### GOAL
All of the material should be reproduced exactly, with pictures left out.

### PROVIDED INFORMATION
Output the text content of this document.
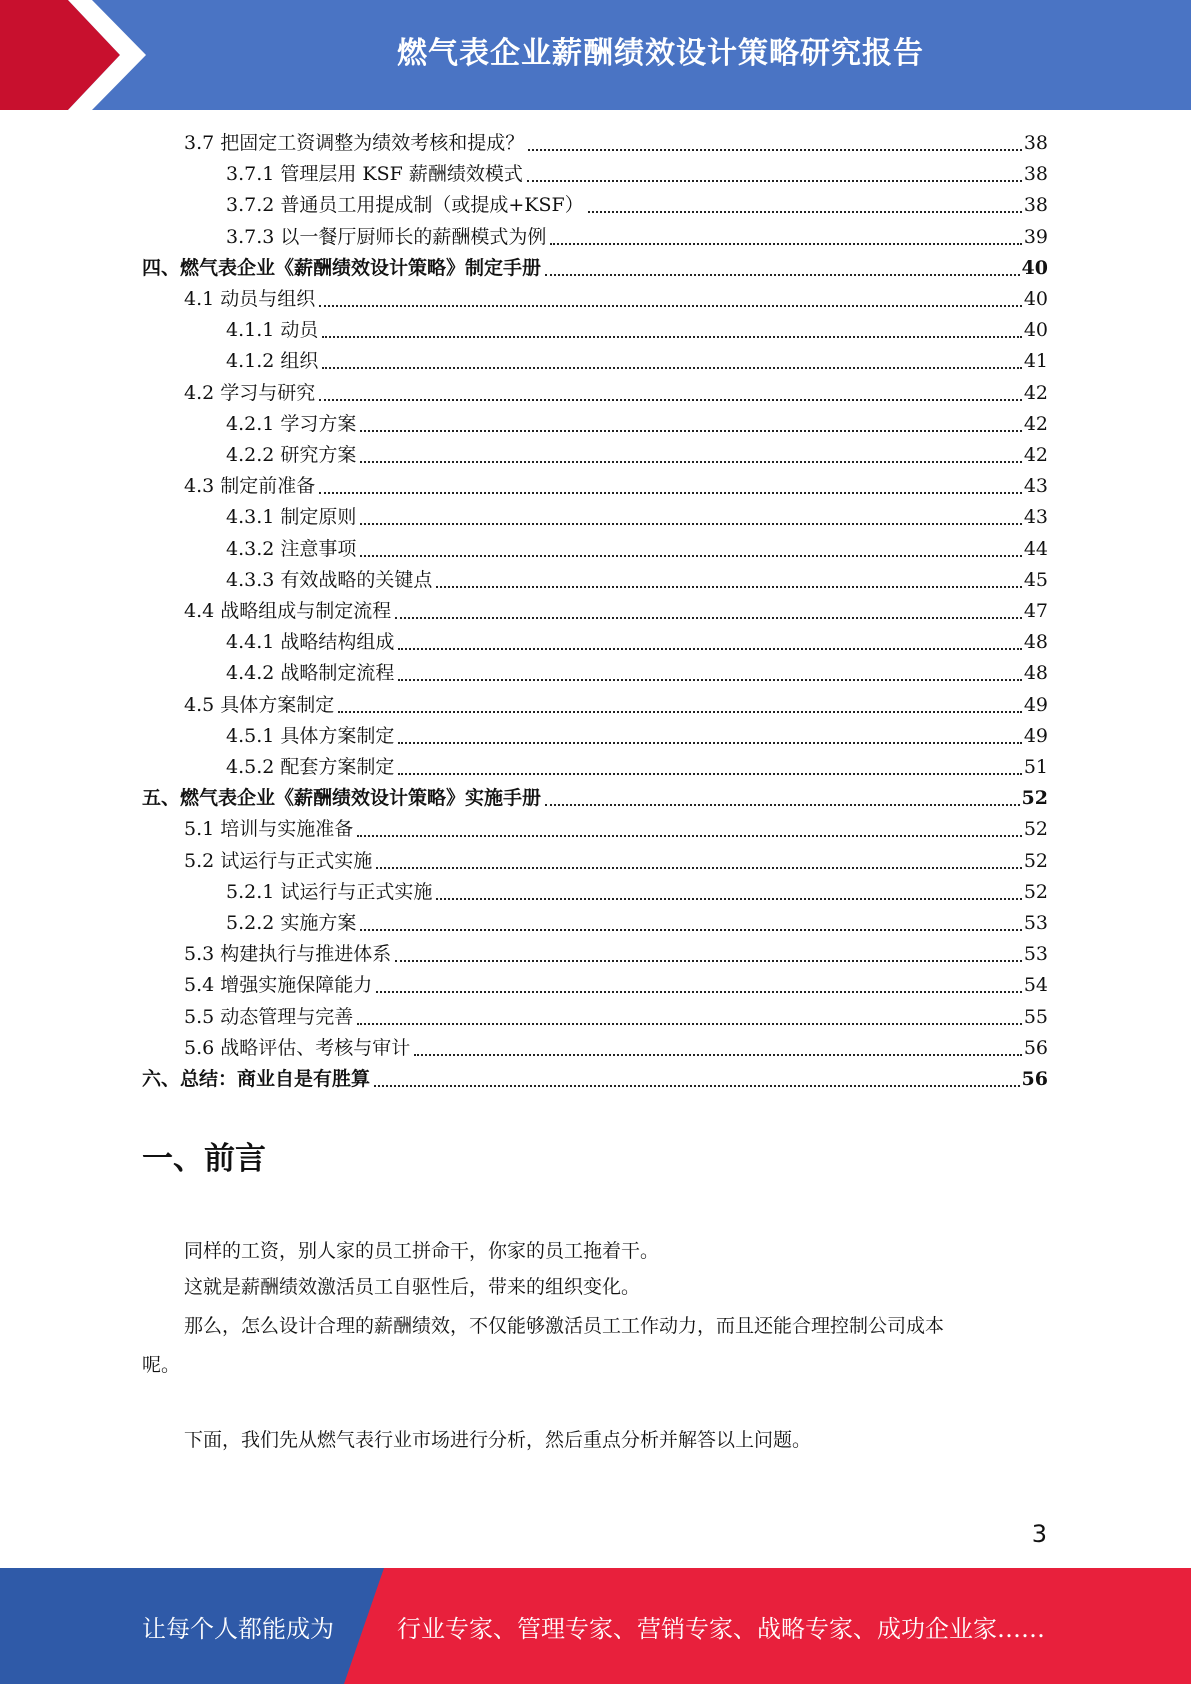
燃气表企业薪酬绩效设计策略研究报告
3.7 把固定工资调整为绩效考核和提成？	38
3.7.1 管理层用 KSF 薪酬绩效模式	38
3.7.2 普通员工用提成制（或提成+KSF）	38
3.7.3 以一餐厅厨师长的薪酬模式为例	39
四、燃气表企业《薪酬绩效设计策略》制定手册	40
4.1 动员与组织	40
4.1.1 动员	40
4.1.2 组织	41
4.2 学习与研究	42
4.2.1 学习方案	42
4.2.2 研究方案	42
4.3 制定前准备	43
4.3.1 制定原则	43
4.3.2 注意事项	44
4.3.3 有效战略的关键点	45
4.4 战略组成与制定流程	47
4.4.1 战略结构组成	48
4.4.2 战略制定流程	48
4.5 具体方案制定	49
4.5.1 具体方案制定	49
4.5.2 配套方案制定	51
五、燃气表企业《薪酬绩效设计策略》实施手册	52
5.1 培训与实施准备	52
5.2 试运行与正式实施	52
5.2.1 试运行与正式实施	52
5.2.2 实施方案	53
5.3 构建执行与推进体系	53
5.4 增强实施保障能力	54
5.5 动态管理与完善	55
5.6 战略评估、考核与审计	56
六、总结：商业自是有胜算	56
一、前言
同样的工资，别人家的员工拼命干，你家的员工拖着干。
这就是薪酬绩效激活员工自驱性后，带来的组织变化。
那么，怎么设计合理的薪酬绩效，不仅能够激活员工工作动力，而且还能合理控制公司成本
呢。
下面，我们先从燃气表行业市场进行分析，然后重点分析并解答以上问题。
3
让每个人都能成为	行业专家、管理专家、营销专家、战略专家、成功企业家……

### OUTPUT
Output the text content of this document.
燃气表企业薪酬绩效设计策略研究报告
3.7 把固定工资调整为绩效考核和提成？	38
3.7.1 管理层用 KSF 薪酬绩效模式	38
3.7.2 普通员工用提成制（或提成+KSF）	38
3.7.3 以一餐厅厨师长的薪酬模式为例	39
四、燃气表企业《薪酬绩效设计策略》制定手册	40
4.1 动员与组织	40
4.1.1 动员	40
4.1.2 组织	41
4.2 学习与研究	42
4.2.1 学习方案	42
4.2.2 研究方案	42
4.3 制定前准备	43
4.3.1 制定原则	43
4.3.2 注意事项	44
4.3.3 有效战略的关键点	45
4.4 战略组成与制定流程	47
4.4.1 战略结构组成	48
4.4.2 战略制定流程	48
4.5 具体方案制定	49
4.5.1 具体方案制定	49
4.5.2 配套方案制定	51
五、燃气表企业《薪酬绩效设计策略》实施手册	52
5.1 培训与实施准备	52
5.2 试运行与正式实施	52
5.2.1 试运行与正式实施	52
5.2.2 实施方案	53
5.3 构建执行与推进体系	53
5.4 增强实施保障能力	54
5.5 动态管理与完善	55
5.6 战略评估、考核与审计	56
六、总结：商业自是有胜算	56
一、前言
同样的工资，别人家的员工拼命干，你家的员工拖着干。
这就是薪酬绩效激活员工自驱性后，带来的组织变化。
那么，怎么设计合理的薪酬绩效，不仅能够激活员工工作动力，而且还能合理控制公司成本
呢。
下面，我们先从燃气表行业市场进行分析，然后重点分析并解答以上问题。
3
让每个人都能成为	行业专家、管理专家、营销专家、战略专家、成功企业家……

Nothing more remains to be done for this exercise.